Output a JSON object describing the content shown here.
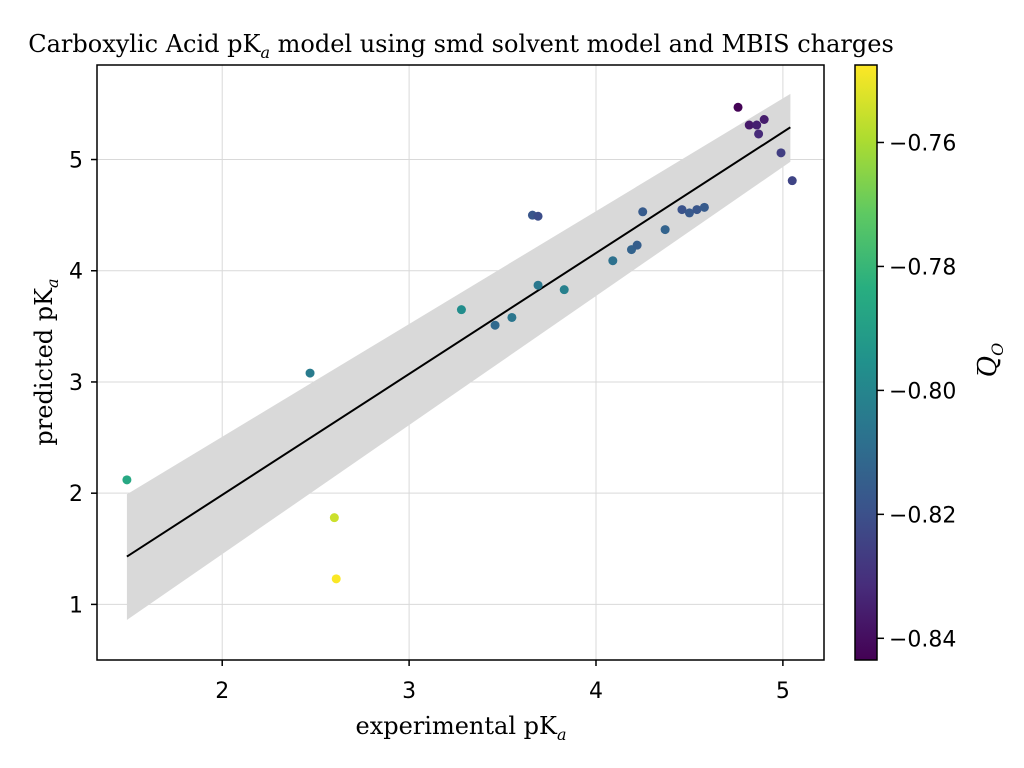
{
  "chart_data": {
    "type": "scatter",
    "title": "Carboxylic Acid pK",
    "title_sub": "a",
    "title_rest": " model using smd solvent model and MBIS charges",
    "xlabel": "experimental pK",
    "xlabel_sub": "a",
    "ylabel": "predicted pK",
    "ylabel_sub": "a",
    "xlim": [
      1.33,
      5.22
    ],
    "ylim": [
      0.5,
      5.85
    ],
    "xticks": [
      2,
      3,
      4,
      5
    ],
    "yticks": [
      1,
      2,
      3,
      4,
      5
    ],
    "grid": true,
    "colorbar": {
      "label": "Q",
      "label_sub": "O",
      "label_sub_bar": "−",
      "colormap": "viridis",
      "range": [
        -0.8435,
        -0.7475
      ],
      "ticks": [
        -0.76,
        -0.78,
        -0.8,
        -0.82,
        -0.84
      ],
      "tick_labels": [
        "−0.76",
        "−0.78",
        "−0.80",
        "−0.82",
        "−0.84"
      ]
    },
    "regression": {
      "x_start": 1.49,
      "x_end": 5.04,
      "y_start": 1.43,
      "y_end": 5.29,
      "ci_lower": [
        0.86,
        4.98
      ],
      "ci_upper": [
        1.99,
        5.59
      ],
      "color": "#000000",
      "band_color": "#d9d9d9"
    },
    "points": [
      {
        "x": 1.49,
        "y": 2.12,
        "c": -0.786
      },
      {
        "x": 2.47,
        "y": 3.08,
        "c": -0.804
      },
      {
        "x": 2.6,
        "y": 1.78,
        "c": -0.755
      },
      {
        "x": 2.61,
        "y": 1.23,
        "c": -0.748
      },
      {
        "x": 3.28,
        "y": 3.65,
        "c": -0.797
      },
      {
        "x": 3.46,
        "y": 3.51,
        "c": -0.811
      },
      {
        "x": 3.55,
        "y": 3.58,
        "c": -0.806
      },
      {
        "x": 3.66,
        "y": 4.5,
        "c": -0.818
      },
      {
        "x": 3.69,
        "y": 4.49,
        "c": -0.821
      },
      {
        "x": 3.69,
        "y": 3.87,
        "c": -0.805
      },
      {
        "x": 3.83,
        "y": 3.83,
        "c": -0.802
      },
      {
        "x": 4.09,
        "y": 4.09,
        "c": -0.808
      },
      {
        "x": 4.19,
        "y": 4.19,
        "c": -0.813
      },
      {
        "x": 4.22,
        "y": 4.23,
        "c": -0.815
      },
      {
        "x": 4.25,
        "y": 4.53,
        "c": -0.816
      },
      {
        "x": 4.37,
        "y": 4.37,
        "c": -0.813
      },
      {
        "x": 4.46,
        "y": 4.55,
        "c": -0.819
      },
      {
        "x": 4.5,
        "y": 4.52,
        "c": -0.817
      },
      {
        "x": 4.54,
        "y": 4.55,
        "c": -0.818
      },
      {
        "x": 4.58,
        "y": 4.57,
        "c": -0.816
      },
      {
        "x": 4.76,
        "y": 5.47,
        "c": -0.843
      },
      {
        "x": 4.82,
        "y": 5.31,
        "c": -0.837
      },
      {
        "x": 4.86,
        "y": 5.31,
        "c": -0.835
      },
      {
        "x": 4.87,
        "y": 5.23,
        "c": -0.832
      },
      {
        "x": 4.9,
        "y": 5.36,
        "c": -0.836
      },
      {
        "x": 4.99,
        "y": 5.06,
        "c": -0.826
      },
      {
        "x": 5.05,
        "y": 4.81,
        "c": -0.824
      }
    ]
  }
}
+++++
§ **SET PROBLEM**: In your copy, repeat each record exactly and include no pictures.

§ **FULL RESPONSE**:
Output a JSON object describing the content shown here.
{
  "chart_data": {
    "type": "scatter",
    "title": "Carboxylic Acid pK",
    "title_sub": "a",
    "title_rest": " model using smd solvent model and MBIS charges",
    "xlabel": "experimental pK",
    "xlabel_sub": "a",
    "ylabel": "predicted pK",
    "ylabel_sub": "a",
    "xlim": [
      1.33,
      5.22
    ],
    "ylim": [
      0.5,
      5.85
    ],
    "xticks": [
      2,
      3,
      4,
      5
    ],
    "yticks": [
      1,
      2,
      3,
      4,
      5
    ],
    "grid": true,
    "colorbar": {
      "label": "Q",
      "label_sub": "O",
      "label_sub_bar": "−",
      "colormap": "viridis",
      "range": [
        -0.8435,
        -0.7475
      ],
      "ticks": [
        -0.76,
        -0.78,
        -0.8,
        -0.82,
        -0.84
      ],
      "tick_labels": [
        "−0.76",
        "−0.78",
        "−0.80",
        "−0.82",
        "−0.84"
      ]
    },
    "regression": {
      "x_start": 1.49,
      "x_end": 5.04,
      "y_start": 1.43,
      "y_end": 5.29,
      "ci_lower": [
        0.86,
        4.98
      ],
      "ci_upper": [
        1.99,
        5.59
      ],
      "color": "#000000",
      "band_color": "#d9d9d9"
    },
    "points": [
      {
        "x": 1.49,
        "y": 2.12,
        "c": -0.786
      },
      {
        "x": 2.47,
        "y": 3.08,
        "c": -0.804
      },
      {
        "x": 2.6,
        "y": 1.78,
        "c": -0.755
      },
      {
        "x": 2.61,
        "y": 1.23,
        "c": -0.748
      },
      {
        "x": 3.28,
        "y": 3.65,
        "c": -0.797
      },
      {
        "x": 3.46,
        "y": 3.51,
        "c": -0.811
      },
      {
        "x": 3.55,
        "y": 3.58,
        "c": -0.806
      },
      {
        "x": 3.66,
        "y": 4.5,
        "c": -0.818
      },
      {
        "x": 3.69,
        "y": 4.49,
        "c": -0.821
      },
      {
        "x": 3.69,
        "y": 3.87,
        "c": -0.805
      },
      {
        "x": 3.83,
        "y": 3.83,
        "c": -0.802
      },
      {
        "x": 4.09,
        "y": 4.09,
        "c": -0.808
      },
      {
        "x": 4.19,
        "y": 4.19,
        "c": -0.813
      },
      {
        "x": 4.22,
        "y": 4.23,
        "c": -0.815
      },
      {
        "x": 4.25,
        "y": 4.53,
        "c": -0.816
      },
      {
        "x": 4.37,
        "y": 4.37,
        "c": -0.813
      },
      {
        "x": 4.46,
        "y": 4.55,
        "c": -0.819
      },
      {
        "x": 4.5,
        "y": 4.52,
        "c": -0.817
      },
      {
        "x": 4.54,
        "y": 4.55,
        "c": -0.818
      },
      {
        "x": 4.58,
        "y": 4.57,
        "c": -0.816
      },
      {
        "x": 4.76,
        "y": 5.47,
        "c": -0.843
      },
      {
        "x": 4.82,
        "y": 5.31,
        "c": -0.837
      },
      {
        "x": 4.86,
        "y": 5.31,
        "c": -0.835
      },
      {
        "x": 4.87,
        "y": 5.23,
        "c": -0.832
      },
      {
        "x": 4.9,
        "y": 5.36,
        "c": -0.836
      },
      {
        "x": 4.99,
        "y": 5.06,
        "c": -0.826
      },
      {
        "x": 5.05,
        "y": 4.81,
        "c": -0.824
      }
    ]
  }
}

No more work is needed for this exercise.